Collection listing
+ + + + + + +

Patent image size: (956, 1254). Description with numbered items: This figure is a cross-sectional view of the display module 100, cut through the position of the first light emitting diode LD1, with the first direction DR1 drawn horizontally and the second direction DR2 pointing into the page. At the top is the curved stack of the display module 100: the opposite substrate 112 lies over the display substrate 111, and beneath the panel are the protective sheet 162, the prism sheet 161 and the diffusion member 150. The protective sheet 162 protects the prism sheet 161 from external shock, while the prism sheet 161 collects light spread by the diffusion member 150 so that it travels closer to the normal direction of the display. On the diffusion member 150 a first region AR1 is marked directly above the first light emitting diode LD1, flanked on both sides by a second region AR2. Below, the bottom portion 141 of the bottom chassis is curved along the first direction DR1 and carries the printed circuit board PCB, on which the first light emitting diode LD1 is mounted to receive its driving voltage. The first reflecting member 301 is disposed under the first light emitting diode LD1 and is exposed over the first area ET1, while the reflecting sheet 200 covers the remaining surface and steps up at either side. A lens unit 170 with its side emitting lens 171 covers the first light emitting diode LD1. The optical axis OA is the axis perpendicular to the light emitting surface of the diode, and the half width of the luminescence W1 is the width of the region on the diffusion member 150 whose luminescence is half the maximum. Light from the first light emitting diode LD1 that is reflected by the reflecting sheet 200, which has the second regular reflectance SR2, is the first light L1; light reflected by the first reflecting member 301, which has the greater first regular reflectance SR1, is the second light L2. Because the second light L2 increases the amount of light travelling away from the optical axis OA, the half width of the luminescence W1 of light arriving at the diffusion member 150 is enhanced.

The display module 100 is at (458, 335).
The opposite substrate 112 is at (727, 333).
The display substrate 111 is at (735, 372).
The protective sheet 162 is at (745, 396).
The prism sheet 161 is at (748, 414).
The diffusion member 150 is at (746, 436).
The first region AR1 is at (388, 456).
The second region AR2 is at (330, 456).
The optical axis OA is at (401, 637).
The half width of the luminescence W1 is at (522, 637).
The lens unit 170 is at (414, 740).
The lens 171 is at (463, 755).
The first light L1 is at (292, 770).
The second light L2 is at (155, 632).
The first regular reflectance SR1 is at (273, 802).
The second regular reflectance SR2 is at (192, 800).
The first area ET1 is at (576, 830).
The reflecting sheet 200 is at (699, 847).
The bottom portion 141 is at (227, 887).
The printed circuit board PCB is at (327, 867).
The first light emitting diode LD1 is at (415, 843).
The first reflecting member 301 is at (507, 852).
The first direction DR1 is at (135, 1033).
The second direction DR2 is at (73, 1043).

+ + + + + + +

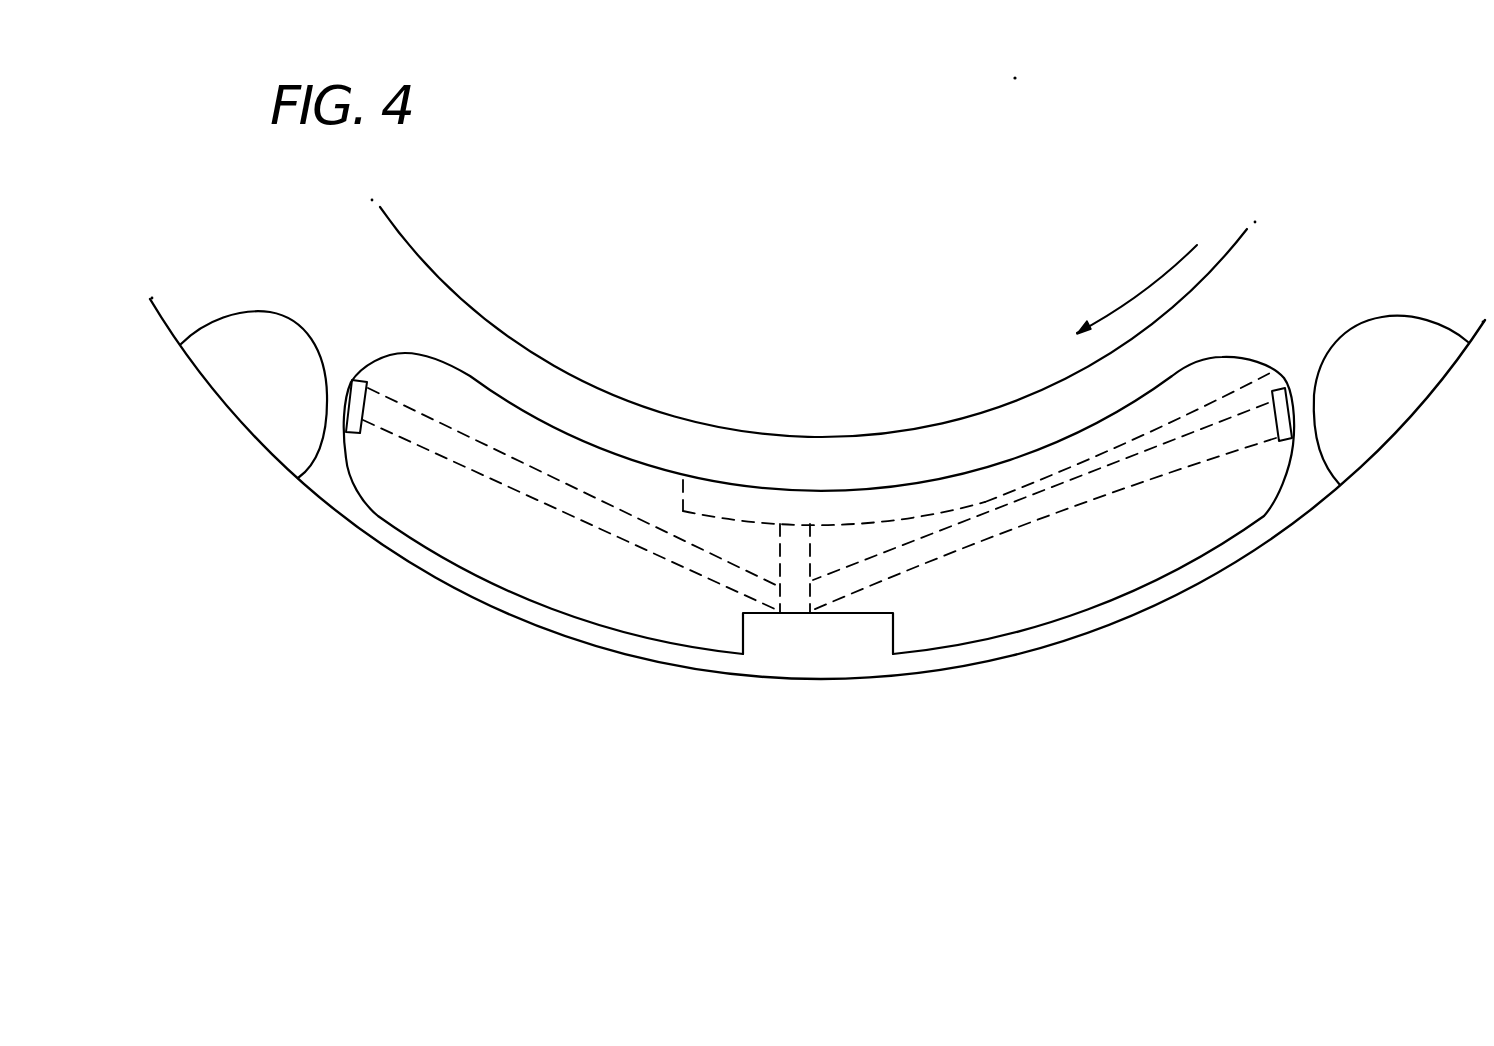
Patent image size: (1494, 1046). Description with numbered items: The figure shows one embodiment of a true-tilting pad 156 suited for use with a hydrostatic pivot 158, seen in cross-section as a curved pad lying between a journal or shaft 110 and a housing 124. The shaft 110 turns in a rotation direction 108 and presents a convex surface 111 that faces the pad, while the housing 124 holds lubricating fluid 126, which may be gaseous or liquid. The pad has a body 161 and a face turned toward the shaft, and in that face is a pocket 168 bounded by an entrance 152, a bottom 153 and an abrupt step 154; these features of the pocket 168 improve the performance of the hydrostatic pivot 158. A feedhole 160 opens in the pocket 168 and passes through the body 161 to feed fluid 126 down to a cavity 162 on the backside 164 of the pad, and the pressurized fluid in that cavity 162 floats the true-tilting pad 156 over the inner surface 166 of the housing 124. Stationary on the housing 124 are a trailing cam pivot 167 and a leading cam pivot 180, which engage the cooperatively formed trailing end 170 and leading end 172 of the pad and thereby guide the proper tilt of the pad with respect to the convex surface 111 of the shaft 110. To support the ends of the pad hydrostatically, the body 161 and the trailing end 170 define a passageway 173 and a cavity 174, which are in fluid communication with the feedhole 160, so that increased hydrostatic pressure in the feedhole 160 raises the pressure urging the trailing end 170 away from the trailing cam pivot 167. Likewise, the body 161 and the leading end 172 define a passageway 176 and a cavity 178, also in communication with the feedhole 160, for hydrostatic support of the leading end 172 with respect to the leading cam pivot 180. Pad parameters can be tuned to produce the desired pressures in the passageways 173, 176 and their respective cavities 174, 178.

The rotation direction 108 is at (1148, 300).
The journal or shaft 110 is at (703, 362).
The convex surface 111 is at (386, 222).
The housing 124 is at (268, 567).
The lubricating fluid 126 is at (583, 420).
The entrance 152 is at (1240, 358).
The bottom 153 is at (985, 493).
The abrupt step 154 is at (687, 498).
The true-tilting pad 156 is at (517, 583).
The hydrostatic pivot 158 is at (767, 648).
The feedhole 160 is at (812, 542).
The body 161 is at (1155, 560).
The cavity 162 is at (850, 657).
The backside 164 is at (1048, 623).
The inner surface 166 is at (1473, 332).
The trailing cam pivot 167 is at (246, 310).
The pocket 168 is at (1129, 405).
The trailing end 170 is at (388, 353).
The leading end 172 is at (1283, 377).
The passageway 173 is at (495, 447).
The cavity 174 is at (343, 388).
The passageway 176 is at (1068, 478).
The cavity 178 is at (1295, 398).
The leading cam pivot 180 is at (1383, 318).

+ + + + + + +

Can you render the listing as a Markdown table with the columns "No." and "Text", starting with the line containing "Patent image size: (956, 1254)." and continuing through the line containing "The protective sheet 162 is at (745, 396).", with blank lines dropped and each remaining line numbered in order?

| No. | Text |
|---|---|
| 1 | Patent image size: (956, 1254). Description with numbered items: This figure is a cross-sectional view of the display module 100, cut through the position of the first light emitting diode LD1, with the first direction DR1 drawn horizontally and the second direction DR2 pointing into the page. At the top is the curved stack of the display module 100: the opposite substrate 112 lies over the display substrate 111, and beneath the panel are the protective sheet 162, the prism sheet 161 and the diffusion member 150. The protective sheet 162 protects the prism sheet 161 from external shock, while the prism sheet 161 collects light spread by the diffusion member 150 so that it travels closer to the normal direction of the display. On the diffusion member 150 a first region AR1 is marked directly above the first light emitting diode LD1, flanked on both sides by a second region AR2. Below, the bottom portion 141 of the bottom chassis is curved along the first direction DR1 and carries the printed circuit board PCB, on which the first light emitting diode LD1 is mounted to receive its driving voltage. The first reflecting member 301 is disposed under the first light emitting diode LD1 and is exposed over the first area ET1, while the reflecting sheet 200 covers the remaining surface and steps up at either side. A lens unit 170 with its side emitting lens 171 covers the first light emitting diode LD1. The optical axis OA is the axis perpendicular to the light emitting surface of the diode, and the half width of the luminescence W1 is the width of the region on the diffusion member 150 whose luminescence is half the maximum. Light from the first light emitting diode LD1 that is reflected by the reflecting sheet 200, which has the second regular reflectance SR2, is the first light L1; light reflected by the first reflecting member 301, which has the greater first regular reflectance SR1, is the second light L2. Because the second light L2 increases the amount of light travelling away from the optical axis OA, the half width of the luminescence W1 of light arriving at the diffusion member 150 is enhanced. |
| 2 | The display module 100 is at (458, 335). |
| 3 | The opposite substrate 112 is at (727, 333). |
| 4 | The display substrate 111 is at (735, 372). |
| 5 | The protective sheet 162 is at (745, 396). |